**What you have to do**
Search the records for "språk" and copy each line that holds it.

Entries of transcribed document text:
*-*-*

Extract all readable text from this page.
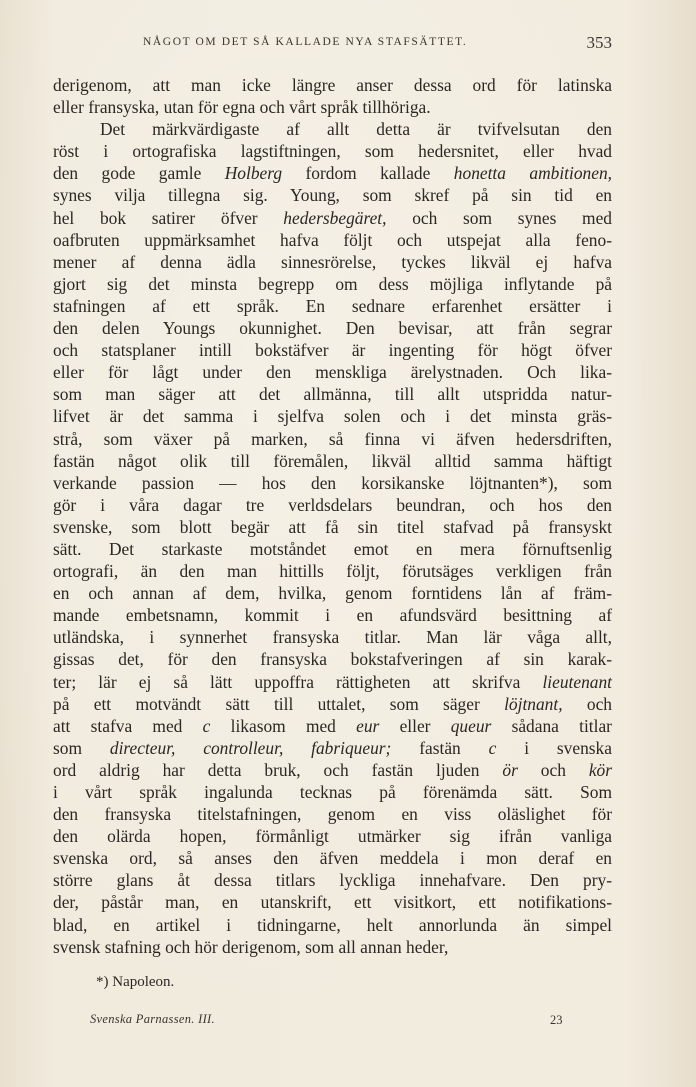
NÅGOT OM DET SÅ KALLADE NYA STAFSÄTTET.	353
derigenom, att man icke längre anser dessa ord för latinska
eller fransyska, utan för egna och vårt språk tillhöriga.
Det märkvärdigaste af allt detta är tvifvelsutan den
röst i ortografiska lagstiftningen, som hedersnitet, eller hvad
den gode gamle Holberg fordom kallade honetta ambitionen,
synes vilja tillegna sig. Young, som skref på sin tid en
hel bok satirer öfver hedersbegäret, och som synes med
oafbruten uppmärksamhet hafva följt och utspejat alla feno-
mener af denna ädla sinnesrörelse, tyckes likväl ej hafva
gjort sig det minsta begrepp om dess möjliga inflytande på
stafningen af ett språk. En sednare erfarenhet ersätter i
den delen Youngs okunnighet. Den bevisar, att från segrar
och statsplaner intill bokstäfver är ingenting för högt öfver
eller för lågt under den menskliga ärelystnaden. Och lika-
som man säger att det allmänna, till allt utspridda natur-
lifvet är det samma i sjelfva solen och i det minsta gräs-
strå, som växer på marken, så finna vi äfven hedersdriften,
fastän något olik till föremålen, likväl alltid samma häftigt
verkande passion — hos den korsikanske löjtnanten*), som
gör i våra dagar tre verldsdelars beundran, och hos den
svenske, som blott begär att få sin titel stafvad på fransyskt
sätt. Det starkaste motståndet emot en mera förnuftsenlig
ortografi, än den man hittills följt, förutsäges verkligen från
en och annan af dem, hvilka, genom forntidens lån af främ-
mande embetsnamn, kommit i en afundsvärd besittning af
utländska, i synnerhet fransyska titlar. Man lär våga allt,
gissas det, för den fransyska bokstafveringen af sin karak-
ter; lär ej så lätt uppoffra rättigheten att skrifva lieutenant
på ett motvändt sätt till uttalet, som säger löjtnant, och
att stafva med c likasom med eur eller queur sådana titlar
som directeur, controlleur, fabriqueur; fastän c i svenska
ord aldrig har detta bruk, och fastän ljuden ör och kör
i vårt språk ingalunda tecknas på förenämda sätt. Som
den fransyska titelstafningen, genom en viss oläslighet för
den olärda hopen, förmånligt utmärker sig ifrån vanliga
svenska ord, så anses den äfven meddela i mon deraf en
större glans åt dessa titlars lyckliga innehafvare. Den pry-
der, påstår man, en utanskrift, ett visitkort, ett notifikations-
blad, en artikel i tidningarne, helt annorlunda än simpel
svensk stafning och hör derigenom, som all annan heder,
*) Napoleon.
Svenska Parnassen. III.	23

*-*-*

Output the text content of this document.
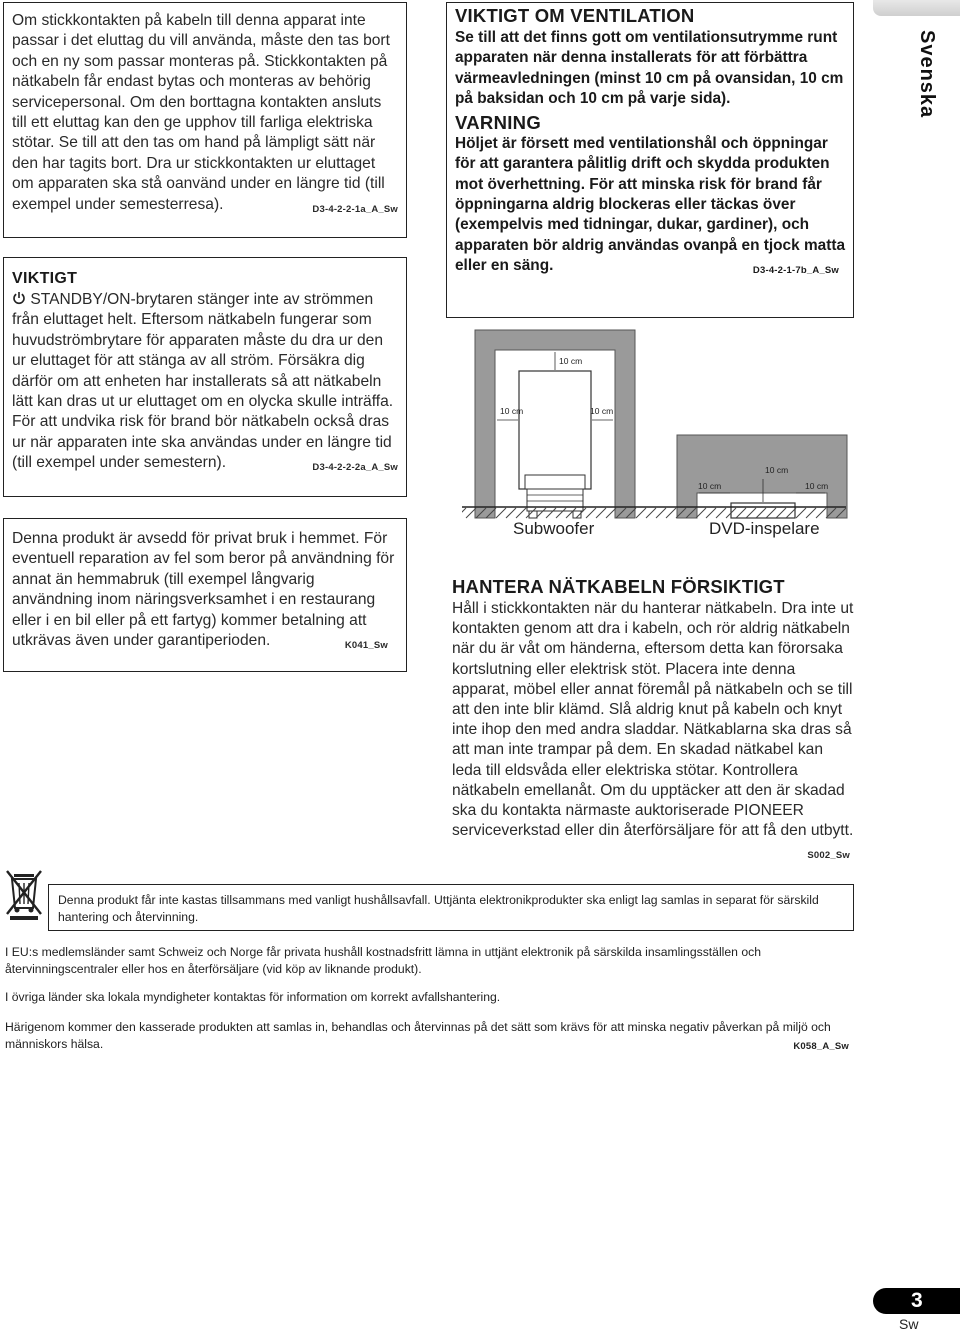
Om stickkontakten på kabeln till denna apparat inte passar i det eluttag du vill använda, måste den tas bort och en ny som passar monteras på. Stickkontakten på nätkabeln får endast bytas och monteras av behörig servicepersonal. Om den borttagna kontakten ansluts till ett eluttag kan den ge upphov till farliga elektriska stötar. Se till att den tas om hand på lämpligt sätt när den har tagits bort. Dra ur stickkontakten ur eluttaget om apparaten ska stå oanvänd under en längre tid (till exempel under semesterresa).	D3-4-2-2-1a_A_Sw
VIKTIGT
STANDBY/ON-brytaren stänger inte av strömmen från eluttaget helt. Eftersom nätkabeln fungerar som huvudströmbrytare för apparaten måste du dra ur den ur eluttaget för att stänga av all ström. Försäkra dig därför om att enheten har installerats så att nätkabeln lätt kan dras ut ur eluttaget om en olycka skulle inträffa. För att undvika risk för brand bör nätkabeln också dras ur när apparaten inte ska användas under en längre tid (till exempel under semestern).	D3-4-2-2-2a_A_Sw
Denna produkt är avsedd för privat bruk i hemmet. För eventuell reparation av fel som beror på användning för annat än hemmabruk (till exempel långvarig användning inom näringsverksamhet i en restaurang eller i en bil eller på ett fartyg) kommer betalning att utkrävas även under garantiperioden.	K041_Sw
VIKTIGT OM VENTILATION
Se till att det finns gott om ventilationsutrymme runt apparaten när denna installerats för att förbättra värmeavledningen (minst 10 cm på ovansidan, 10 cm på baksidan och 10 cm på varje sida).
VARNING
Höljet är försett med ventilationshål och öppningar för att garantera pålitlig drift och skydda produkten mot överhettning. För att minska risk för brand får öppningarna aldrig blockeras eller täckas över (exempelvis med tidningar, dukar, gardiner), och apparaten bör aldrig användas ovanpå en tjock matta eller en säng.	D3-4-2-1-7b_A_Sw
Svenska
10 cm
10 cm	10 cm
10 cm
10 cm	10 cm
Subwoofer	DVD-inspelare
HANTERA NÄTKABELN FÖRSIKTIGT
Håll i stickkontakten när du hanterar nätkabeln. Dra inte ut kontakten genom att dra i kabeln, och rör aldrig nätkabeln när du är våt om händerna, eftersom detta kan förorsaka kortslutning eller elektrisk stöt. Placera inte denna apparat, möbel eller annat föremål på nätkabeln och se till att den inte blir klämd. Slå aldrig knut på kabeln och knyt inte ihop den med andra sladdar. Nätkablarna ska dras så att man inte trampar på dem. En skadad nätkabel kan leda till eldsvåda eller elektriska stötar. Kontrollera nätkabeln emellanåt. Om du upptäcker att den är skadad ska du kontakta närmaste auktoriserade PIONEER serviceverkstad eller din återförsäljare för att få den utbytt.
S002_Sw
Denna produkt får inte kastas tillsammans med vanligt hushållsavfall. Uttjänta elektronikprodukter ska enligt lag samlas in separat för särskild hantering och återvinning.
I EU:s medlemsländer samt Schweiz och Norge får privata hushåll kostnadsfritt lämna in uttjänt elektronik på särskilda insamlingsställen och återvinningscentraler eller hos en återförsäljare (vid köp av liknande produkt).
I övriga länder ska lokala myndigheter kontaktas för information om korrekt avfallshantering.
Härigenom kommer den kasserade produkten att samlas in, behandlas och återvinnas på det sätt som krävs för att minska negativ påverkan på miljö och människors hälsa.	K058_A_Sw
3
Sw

*-*-*

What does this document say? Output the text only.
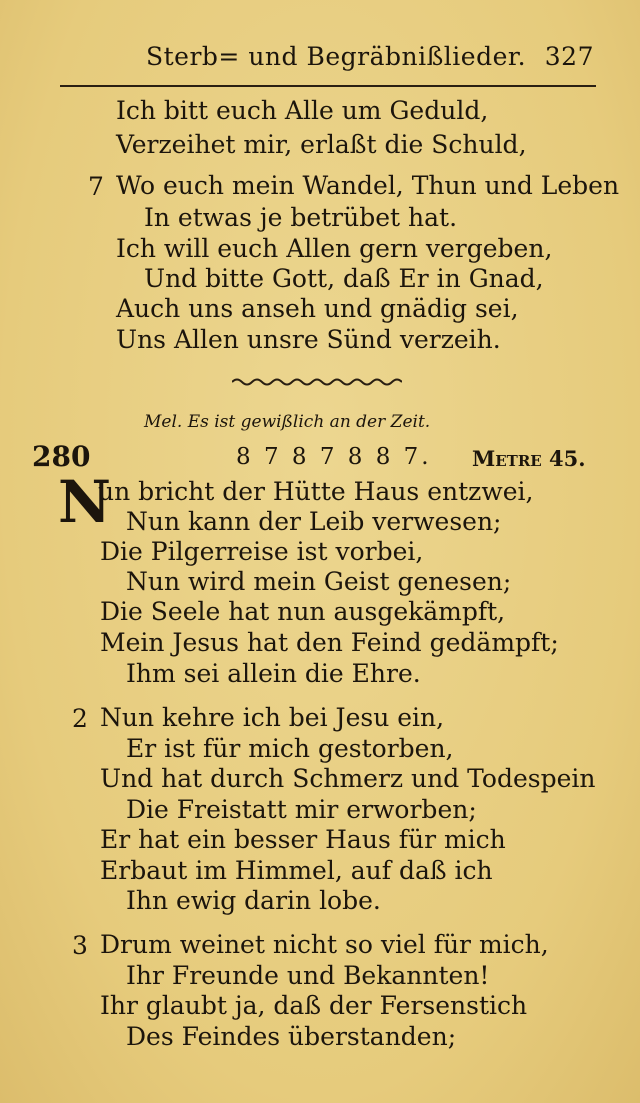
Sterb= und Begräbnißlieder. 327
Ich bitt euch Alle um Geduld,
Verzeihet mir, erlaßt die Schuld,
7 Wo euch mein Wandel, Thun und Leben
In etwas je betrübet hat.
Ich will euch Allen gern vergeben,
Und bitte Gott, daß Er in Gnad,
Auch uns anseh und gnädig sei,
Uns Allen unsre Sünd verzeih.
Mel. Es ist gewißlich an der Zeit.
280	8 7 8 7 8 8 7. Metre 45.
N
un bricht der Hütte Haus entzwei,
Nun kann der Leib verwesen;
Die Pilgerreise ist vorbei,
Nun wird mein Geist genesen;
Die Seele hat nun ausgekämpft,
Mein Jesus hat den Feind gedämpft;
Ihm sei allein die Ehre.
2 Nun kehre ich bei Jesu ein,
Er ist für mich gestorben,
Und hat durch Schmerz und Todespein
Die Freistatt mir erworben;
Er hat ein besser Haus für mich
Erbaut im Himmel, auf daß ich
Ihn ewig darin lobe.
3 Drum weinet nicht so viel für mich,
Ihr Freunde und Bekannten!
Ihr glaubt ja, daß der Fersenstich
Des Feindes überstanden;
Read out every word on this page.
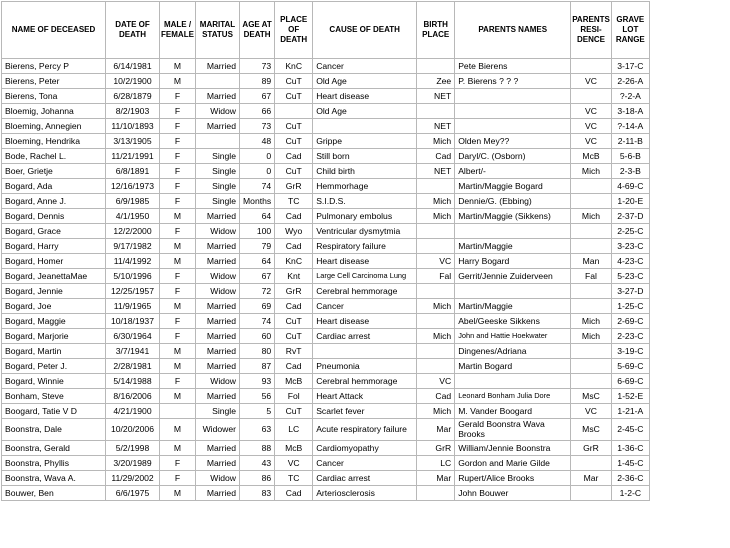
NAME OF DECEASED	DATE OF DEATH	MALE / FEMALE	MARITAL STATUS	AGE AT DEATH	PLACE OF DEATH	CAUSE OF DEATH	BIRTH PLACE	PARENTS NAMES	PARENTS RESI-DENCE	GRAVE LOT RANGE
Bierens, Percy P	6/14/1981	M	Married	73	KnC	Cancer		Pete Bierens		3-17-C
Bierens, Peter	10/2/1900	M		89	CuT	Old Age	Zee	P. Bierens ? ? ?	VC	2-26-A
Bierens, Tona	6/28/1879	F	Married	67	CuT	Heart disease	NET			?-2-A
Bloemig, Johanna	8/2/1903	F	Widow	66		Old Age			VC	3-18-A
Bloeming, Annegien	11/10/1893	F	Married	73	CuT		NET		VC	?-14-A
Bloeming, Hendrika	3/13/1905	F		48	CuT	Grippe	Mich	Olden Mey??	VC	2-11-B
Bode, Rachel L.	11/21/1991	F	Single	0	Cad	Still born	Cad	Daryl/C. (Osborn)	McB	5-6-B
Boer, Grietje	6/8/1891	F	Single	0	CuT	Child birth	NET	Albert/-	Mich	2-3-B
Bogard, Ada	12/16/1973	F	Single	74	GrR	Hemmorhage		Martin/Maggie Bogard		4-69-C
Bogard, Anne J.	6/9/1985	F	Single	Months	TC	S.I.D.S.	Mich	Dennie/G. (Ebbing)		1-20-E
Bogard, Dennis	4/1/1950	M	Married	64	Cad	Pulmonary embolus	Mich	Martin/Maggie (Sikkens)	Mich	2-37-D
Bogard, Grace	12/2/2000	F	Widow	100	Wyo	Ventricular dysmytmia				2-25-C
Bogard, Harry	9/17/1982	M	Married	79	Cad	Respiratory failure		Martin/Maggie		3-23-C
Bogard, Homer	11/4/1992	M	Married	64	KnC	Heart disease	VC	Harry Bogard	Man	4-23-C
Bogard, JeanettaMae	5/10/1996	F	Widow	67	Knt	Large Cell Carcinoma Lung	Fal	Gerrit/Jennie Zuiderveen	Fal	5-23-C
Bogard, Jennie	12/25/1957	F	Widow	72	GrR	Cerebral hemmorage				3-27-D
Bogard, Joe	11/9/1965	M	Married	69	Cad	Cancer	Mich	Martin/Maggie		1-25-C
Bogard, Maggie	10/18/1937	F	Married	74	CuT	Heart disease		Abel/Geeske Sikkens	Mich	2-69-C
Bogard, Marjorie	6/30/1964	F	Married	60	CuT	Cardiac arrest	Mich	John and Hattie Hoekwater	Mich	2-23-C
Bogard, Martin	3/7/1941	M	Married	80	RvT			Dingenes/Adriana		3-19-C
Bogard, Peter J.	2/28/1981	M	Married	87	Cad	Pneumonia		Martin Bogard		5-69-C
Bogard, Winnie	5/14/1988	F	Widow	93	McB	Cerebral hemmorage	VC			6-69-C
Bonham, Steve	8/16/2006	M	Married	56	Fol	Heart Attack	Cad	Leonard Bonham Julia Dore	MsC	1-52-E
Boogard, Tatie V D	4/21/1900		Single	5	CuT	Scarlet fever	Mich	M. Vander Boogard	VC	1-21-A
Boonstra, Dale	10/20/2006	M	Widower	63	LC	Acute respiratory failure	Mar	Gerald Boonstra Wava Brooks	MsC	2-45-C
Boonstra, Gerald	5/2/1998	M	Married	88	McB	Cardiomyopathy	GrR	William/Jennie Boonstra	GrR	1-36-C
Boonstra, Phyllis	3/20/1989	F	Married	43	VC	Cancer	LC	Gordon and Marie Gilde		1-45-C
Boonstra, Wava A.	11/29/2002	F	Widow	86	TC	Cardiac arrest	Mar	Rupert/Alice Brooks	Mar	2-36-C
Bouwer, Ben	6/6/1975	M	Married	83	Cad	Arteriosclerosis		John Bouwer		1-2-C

*-*-*

**Solution to this task**
eller fransyska, utan för egna och vårt språk tillhöriga.
stafningen af ett språk. En sednare erfarenhet ersätter i
i vårt språk ingalunda tecknas på förenämda sätt. Som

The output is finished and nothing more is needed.